EXERCISE OBJECTIVE>
Your task is to reproduce the material exactly.

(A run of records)

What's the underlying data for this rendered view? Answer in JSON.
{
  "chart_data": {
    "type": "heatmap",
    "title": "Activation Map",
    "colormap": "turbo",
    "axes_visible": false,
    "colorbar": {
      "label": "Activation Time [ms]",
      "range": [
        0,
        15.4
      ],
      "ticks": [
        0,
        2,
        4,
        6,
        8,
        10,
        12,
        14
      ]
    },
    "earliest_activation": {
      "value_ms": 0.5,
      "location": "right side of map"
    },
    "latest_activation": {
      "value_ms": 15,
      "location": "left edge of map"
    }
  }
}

CORRECT RESULT>
What's the underlying data for this rendered view? Answer in JSON.
{
  "chart_data": {
    "type": "heatmap",
    "title": "Activation Map",
    "colormap": "turbo",
    "axes_visible": false,
    "colorbar": {
      "label": "Activation Time [ms]",
      "range": [
        0,
        15.4
      ],
      "ticks": [
        0,
        2,
        4,
        6,
        8,
        10,
        12,
        14
      ]
    },
    "earliest_activation": {
      "value_ms": 0.5,
      "location": "right side of map"
    },
    "latest_activation": {
      "value_ms": 15,
      "location": "left edge of map"
    }
  }
}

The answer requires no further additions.